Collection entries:
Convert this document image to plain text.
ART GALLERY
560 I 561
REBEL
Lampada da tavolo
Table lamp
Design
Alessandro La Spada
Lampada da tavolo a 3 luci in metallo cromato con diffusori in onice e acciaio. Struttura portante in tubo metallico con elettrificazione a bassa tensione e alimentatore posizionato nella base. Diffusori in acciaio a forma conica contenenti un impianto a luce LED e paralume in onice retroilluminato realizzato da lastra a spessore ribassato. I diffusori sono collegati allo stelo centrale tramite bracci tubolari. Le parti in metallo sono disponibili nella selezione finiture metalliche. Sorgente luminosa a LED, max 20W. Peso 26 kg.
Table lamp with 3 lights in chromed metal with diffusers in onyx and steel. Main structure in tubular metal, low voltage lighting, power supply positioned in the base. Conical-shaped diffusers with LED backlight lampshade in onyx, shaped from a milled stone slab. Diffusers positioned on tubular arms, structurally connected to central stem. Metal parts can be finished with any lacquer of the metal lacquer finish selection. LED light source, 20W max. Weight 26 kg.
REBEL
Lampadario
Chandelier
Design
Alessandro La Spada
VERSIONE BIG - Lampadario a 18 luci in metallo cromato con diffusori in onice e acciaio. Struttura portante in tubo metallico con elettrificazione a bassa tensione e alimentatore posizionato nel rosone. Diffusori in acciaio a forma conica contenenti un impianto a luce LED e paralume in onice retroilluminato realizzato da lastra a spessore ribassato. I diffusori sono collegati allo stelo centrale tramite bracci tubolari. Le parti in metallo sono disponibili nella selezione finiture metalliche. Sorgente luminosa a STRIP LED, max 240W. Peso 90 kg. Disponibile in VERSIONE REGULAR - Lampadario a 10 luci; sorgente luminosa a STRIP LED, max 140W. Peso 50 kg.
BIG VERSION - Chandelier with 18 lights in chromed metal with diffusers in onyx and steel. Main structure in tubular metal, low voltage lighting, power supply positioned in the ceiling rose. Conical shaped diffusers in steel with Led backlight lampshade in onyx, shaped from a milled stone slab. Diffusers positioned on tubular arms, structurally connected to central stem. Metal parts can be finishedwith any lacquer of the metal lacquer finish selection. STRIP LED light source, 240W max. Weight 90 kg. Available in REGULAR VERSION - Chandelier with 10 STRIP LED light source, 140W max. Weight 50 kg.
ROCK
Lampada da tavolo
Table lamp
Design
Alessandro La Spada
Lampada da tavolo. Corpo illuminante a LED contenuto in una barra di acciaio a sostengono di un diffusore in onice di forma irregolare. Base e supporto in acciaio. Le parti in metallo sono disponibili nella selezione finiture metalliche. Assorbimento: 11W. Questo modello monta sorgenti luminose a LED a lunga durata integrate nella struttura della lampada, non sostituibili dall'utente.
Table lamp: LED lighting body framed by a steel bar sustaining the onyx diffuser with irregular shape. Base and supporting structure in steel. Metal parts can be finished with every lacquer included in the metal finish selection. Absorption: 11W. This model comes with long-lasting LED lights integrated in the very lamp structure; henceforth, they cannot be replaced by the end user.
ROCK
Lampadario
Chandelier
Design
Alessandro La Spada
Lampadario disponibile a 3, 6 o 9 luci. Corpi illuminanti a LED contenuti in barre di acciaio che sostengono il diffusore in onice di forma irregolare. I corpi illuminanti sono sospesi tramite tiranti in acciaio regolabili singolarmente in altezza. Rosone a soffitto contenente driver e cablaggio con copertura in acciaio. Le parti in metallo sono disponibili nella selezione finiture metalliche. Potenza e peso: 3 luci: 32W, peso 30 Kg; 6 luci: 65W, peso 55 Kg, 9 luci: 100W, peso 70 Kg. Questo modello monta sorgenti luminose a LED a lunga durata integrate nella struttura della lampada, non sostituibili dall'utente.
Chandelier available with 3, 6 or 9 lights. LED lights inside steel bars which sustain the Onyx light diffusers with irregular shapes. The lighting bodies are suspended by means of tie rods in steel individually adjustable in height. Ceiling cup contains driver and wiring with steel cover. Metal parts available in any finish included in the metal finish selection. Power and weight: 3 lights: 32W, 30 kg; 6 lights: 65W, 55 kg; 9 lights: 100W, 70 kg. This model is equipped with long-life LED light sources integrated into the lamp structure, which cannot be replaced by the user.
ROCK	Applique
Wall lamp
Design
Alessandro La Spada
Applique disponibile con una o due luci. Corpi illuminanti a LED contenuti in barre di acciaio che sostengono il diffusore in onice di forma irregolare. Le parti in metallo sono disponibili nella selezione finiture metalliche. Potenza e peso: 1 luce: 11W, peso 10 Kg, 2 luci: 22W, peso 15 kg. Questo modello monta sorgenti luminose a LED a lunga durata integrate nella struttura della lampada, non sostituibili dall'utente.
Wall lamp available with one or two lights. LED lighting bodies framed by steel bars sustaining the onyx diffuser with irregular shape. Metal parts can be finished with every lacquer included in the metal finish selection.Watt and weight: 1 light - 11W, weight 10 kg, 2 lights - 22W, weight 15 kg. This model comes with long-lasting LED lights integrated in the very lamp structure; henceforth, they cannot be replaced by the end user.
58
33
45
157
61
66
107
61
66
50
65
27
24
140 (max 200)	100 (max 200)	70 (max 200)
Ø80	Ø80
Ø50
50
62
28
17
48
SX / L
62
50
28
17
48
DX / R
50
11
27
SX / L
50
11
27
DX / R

Required task:
Extract every line containing the string "sostituibili" from the material.

Complete answer:
Lampada da tavolo. Corpo illuminante a LED contenuto in una barra di acciaio a sostengono di un diffusore in onice di forma irregolare. Base e supporto in acciaio. Le parti in metallo sono disponibili nella selezione finiture metalliche. Assorbimento: 11W. Questo modello monta sorgenti luminose a LED a lunga durata integrate nella struttura della lampada, non sostituibili dall'utente.
Lampadario disponibile a 3, 6 o 9 luci. Corpi illuminanti a LED contenuti in barre di acciaio che sostengono il diffusore in onice di forma irregolare. I corpi illuminanti sono sospesi tramite tiranti in acciaio regolabili singolarmente in altezza. Rosone a soffitto contenente driver e cablaggio con copertura in acciaio. Le parti in metallo sono disponibili nella selezione finiture metalliche. Potenza e peso: 3 luci: 32W, peso 30 Kg; 6 luci: 65W, peso 55 Kg, 9 luci: 100W, peso 70 Kg. Questo modello monta sorgenti luminose a LED a lunga durata integrate nella struttura della lampada, non sostituibili dall'utente.
Applique disponibile con una o due luci. Corpi illuminanti a LED contenuti in barre di acciaio che sostengono il diffusore in onice di forma irregolare. Le parti in metallo sono disponibili nella selezione finiture metalliche. Potenza e peso: 1 luce: 11W, peso 10 Kg, 2 luci: 22W, peso 15 kg. Questo modello monta sorgenti luminose a LED a lunga durata integrate nella struttura della lampada, non sostituibili dall'utente.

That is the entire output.